[Items listed in a dataset]

★ ★ ★

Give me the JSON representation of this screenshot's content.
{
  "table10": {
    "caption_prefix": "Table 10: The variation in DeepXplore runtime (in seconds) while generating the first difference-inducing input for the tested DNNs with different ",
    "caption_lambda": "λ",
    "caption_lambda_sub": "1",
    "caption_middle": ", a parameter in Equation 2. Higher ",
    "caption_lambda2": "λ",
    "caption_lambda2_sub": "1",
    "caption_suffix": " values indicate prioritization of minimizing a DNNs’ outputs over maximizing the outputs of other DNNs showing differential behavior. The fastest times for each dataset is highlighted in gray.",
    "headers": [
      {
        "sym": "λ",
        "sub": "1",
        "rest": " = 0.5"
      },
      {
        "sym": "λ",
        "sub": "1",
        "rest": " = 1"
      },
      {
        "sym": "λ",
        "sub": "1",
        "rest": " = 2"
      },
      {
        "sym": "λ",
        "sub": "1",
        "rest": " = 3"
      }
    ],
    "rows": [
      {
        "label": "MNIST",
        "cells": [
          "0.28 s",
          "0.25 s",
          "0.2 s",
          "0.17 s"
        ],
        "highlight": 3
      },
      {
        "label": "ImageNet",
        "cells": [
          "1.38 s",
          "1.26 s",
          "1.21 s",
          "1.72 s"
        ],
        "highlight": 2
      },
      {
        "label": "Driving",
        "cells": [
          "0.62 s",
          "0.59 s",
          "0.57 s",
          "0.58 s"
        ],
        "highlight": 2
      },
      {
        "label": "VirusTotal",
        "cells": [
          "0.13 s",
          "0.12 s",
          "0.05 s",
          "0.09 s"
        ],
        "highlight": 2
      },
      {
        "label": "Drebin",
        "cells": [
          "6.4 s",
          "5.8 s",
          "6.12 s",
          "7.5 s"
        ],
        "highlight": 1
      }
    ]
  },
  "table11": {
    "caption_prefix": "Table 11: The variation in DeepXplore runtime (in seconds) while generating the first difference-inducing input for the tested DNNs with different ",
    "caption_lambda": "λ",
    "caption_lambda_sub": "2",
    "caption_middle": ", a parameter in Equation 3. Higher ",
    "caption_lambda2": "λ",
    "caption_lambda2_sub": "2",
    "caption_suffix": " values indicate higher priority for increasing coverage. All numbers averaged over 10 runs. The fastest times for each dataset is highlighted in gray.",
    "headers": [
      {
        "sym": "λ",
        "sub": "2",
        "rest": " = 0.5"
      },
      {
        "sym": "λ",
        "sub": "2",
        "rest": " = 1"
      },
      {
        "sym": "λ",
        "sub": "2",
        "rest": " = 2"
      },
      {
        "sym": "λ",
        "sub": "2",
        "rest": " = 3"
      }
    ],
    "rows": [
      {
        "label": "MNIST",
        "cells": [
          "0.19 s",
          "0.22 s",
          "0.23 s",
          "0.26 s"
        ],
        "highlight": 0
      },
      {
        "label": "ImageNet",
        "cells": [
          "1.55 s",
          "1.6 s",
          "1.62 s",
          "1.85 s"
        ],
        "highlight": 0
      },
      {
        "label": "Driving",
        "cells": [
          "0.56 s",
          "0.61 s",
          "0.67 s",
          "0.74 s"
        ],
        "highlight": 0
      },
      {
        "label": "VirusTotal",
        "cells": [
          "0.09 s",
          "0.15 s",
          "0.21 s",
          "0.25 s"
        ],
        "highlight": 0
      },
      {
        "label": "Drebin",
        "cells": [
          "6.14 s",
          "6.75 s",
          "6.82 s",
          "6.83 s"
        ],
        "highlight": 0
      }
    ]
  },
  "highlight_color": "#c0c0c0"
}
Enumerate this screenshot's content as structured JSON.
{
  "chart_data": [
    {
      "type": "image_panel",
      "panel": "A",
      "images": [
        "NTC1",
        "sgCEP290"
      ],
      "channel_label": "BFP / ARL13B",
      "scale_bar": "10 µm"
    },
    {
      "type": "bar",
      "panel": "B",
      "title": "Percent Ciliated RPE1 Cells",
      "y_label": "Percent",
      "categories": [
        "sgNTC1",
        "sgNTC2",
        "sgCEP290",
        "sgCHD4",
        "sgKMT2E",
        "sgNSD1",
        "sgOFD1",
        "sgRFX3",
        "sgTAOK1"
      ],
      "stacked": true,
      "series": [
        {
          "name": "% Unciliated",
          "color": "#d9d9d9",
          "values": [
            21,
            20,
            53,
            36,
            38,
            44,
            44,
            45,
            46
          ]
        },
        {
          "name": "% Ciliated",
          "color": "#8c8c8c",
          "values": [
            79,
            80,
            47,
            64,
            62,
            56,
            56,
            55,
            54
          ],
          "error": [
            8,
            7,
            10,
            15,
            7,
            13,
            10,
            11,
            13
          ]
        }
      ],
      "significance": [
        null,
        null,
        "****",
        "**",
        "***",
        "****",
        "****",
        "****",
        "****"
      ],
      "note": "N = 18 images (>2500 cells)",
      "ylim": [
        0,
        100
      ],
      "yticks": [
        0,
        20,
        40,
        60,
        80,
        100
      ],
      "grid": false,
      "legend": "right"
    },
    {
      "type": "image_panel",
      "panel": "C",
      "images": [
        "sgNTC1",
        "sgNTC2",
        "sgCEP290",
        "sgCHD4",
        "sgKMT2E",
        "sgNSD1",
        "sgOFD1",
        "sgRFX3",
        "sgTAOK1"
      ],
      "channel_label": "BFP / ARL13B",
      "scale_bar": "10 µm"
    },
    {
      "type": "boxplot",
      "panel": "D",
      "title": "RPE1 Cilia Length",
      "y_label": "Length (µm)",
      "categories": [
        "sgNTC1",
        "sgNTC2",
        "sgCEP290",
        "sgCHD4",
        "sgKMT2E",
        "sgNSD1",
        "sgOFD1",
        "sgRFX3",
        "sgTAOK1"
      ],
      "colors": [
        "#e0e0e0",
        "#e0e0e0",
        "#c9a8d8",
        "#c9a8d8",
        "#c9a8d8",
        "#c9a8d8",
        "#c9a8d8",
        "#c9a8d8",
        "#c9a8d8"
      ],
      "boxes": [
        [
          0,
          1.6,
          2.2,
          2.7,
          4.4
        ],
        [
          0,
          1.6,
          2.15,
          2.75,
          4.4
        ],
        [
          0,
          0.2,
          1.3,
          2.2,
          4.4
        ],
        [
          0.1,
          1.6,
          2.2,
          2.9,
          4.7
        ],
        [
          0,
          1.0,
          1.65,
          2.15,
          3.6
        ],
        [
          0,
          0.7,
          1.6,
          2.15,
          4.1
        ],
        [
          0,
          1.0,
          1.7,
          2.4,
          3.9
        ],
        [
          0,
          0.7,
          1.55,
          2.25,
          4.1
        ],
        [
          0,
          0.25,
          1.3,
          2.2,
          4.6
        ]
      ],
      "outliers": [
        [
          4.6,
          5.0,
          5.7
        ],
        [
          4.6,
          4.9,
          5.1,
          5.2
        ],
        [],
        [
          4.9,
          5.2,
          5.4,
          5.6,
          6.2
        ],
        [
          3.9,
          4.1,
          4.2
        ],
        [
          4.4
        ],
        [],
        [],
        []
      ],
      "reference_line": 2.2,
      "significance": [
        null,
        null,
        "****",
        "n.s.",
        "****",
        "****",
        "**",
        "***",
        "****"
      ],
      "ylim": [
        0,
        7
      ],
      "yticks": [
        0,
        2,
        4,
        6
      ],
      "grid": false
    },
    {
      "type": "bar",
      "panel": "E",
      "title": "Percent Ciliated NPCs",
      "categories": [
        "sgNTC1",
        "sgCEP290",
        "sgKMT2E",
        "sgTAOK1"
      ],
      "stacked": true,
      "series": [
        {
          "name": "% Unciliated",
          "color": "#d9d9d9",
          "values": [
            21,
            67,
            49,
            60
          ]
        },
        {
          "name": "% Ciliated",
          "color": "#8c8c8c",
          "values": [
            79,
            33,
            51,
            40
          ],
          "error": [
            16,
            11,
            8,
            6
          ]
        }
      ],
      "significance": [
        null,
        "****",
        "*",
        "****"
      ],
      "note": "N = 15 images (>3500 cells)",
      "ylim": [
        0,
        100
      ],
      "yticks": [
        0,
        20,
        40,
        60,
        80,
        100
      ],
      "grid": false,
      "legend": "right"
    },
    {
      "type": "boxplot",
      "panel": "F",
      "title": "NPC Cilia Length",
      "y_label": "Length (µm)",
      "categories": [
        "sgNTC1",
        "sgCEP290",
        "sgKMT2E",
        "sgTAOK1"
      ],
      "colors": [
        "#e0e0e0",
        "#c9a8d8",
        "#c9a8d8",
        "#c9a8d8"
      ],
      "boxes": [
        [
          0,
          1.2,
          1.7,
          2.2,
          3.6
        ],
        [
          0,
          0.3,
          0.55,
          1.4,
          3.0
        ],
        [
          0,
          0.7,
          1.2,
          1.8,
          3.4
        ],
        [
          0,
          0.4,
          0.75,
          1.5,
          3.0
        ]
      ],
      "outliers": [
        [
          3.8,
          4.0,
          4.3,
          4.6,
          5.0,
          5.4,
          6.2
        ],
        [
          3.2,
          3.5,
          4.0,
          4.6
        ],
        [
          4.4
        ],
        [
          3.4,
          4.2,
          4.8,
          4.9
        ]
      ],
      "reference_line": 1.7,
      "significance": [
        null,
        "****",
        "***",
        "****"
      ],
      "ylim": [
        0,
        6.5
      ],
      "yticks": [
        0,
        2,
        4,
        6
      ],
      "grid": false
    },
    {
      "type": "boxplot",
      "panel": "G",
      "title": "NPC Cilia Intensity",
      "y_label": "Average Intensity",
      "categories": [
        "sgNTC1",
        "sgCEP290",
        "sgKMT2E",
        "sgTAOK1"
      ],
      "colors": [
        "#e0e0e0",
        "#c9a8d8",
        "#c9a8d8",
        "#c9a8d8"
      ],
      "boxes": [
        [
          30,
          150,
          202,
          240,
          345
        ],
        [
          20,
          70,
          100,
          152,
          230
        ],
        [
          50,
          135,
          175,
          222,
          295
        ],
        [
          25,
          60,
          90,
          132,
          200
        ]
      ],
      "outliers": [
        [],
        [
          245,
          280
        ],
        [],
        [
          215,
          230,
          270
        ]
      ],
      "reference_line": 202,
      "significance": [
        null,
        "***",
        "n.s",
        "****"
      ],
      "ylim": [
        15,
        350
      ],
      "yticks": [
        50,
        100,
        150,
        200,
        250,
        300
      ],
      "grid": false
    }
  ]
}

★ ★ ★

Report each line of the data that includes the string "note".

      "note": "N = 18 images (>2500 cells)",
      "note": "N = 15 images (>3500 cells)",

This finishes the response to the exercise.